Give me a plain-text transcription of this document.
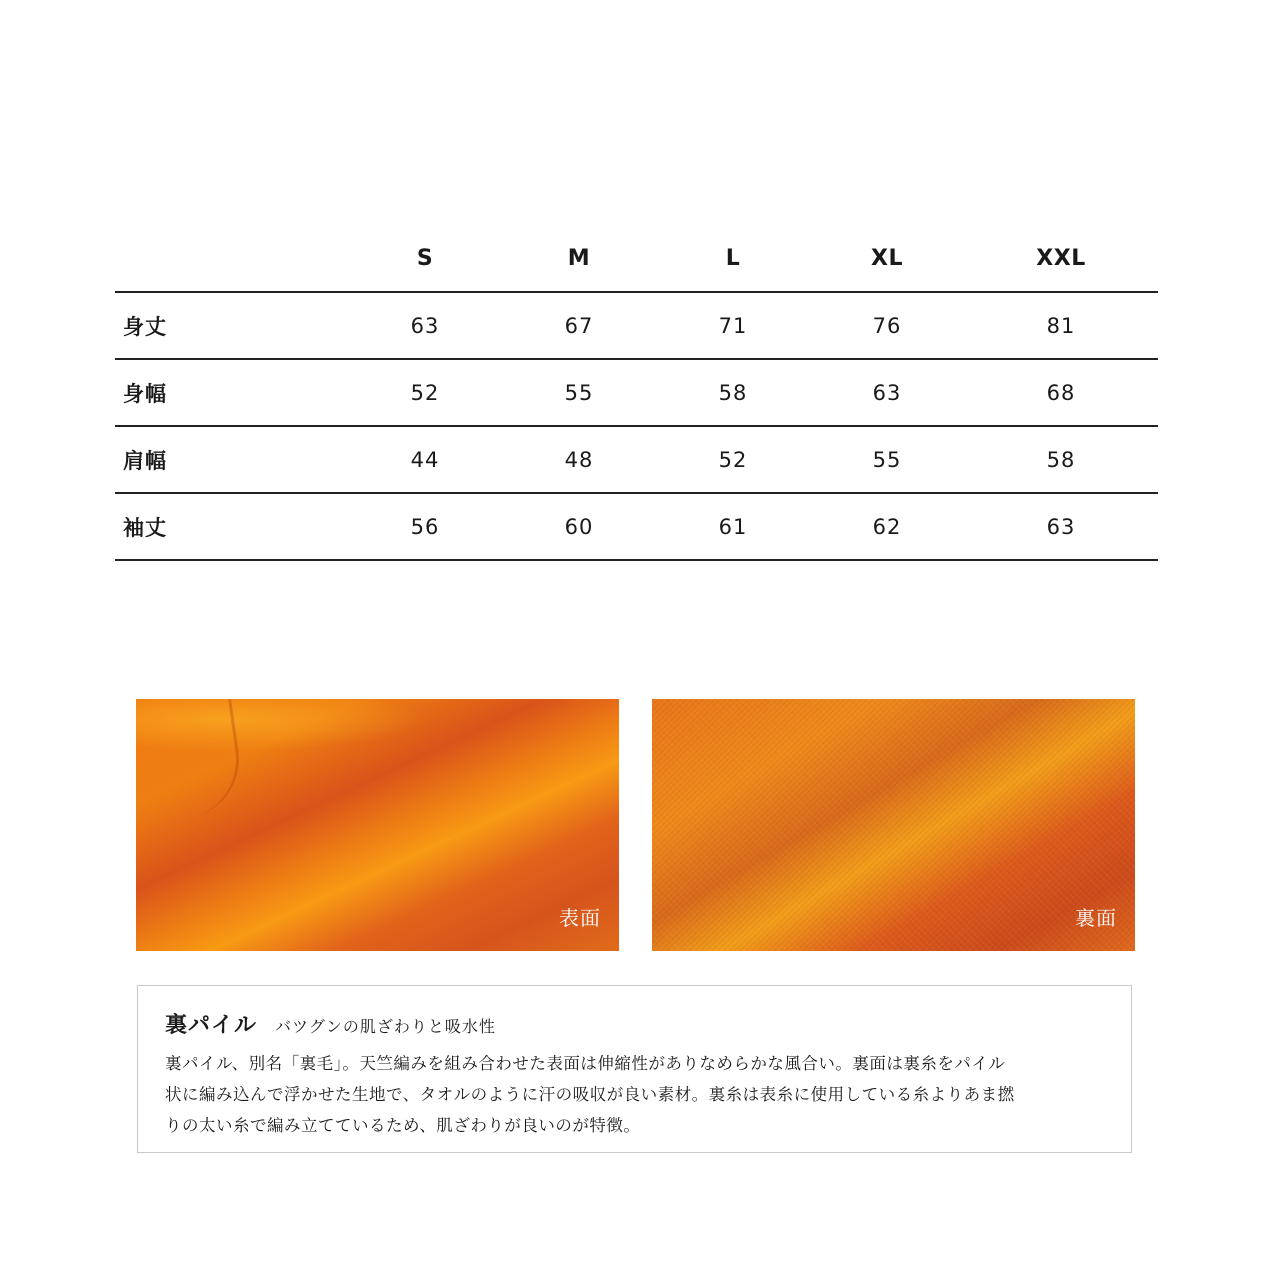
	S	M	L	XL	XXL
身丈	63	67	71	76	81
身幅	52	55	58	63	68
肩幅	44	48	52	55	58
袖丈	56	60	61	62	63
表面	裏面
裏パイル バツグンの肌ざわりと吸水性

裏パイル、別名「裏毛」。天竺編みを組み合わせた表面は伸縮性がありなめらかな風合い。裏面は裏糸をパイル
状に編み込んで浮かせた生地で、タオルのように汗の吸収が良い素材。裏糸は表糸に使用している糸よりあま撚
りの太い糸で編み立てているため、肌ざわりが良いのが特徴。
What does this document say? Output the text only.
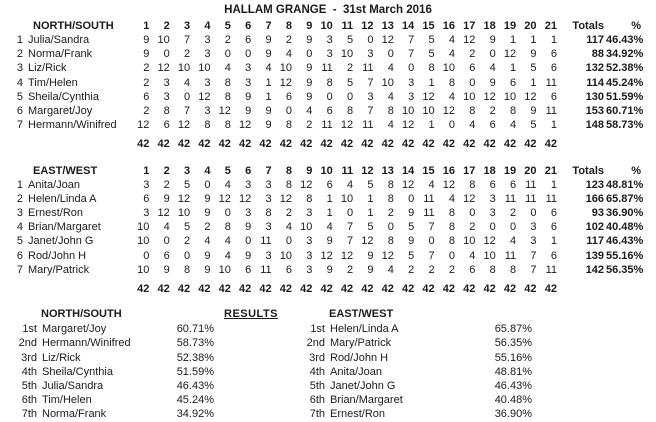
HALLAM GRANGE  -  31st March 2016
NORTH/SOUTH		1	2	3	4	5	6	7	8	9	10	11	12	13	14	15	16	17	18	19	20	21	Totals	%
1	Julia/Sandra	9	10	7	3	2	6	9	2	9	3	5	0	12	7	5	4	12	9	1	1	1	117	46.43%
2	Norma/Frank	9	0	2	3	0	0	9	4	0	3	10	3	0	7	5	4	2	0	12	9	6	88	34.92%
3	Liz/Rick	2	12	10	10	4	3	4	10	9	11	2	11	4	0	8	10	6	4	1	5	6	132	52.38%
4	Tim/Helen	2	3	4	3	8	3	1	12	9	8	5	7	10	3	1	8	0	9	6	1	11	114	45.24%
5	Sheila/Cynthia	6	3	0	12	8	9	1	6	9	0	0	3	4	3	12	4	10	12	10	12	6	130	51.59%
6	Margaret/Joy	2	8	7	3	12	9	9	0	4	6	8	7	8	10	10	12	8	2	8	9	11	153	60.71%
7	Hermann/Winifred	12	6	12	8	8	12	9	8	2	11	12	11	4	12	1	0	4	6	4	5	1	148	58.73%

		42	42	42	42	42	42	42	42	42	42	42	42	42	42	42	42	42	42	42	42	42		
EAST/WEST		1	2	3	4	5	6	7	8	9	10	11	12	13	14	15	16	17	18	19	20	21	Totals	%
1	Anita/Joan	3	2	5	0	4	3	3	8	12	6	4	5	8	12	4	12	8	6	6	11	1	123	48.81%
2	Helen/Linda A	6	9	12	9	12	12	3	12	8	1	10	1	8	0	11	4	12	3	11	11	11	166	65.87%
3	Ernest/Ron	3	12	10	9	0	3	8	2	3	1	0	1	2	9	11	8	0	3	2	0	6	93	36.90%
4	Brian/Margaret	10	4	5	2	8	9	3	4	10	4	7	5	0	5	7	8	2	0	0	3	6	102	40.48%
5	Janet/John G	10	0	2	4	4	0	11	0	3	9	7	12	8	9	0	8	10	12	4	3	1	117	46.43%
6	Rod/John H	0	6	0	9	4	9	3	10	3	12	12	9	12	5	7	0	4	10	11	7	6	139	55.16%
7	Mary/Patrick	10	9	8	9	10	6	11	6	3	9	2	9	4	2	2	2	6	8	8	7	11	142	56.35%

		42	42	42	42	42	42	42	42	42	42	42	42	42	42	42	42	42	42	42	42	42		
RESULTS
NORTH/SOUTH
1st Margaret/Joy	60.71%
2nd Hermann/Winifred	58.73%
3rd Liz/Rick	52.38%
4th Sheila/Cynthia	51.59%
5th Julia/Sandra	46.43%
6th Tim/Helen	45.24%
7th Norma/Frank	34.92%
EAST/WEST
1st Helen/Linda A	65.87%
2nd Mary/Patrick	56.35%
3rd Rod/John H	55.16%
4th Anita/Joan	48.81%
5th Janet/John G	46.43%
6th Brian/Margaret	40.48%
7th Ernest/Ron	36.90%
++++
(Your goal)
Return all lines containing "this".

(Reply to the exercise)
Give me a plain-text transcription of this document.
What does this document say? Output the text only.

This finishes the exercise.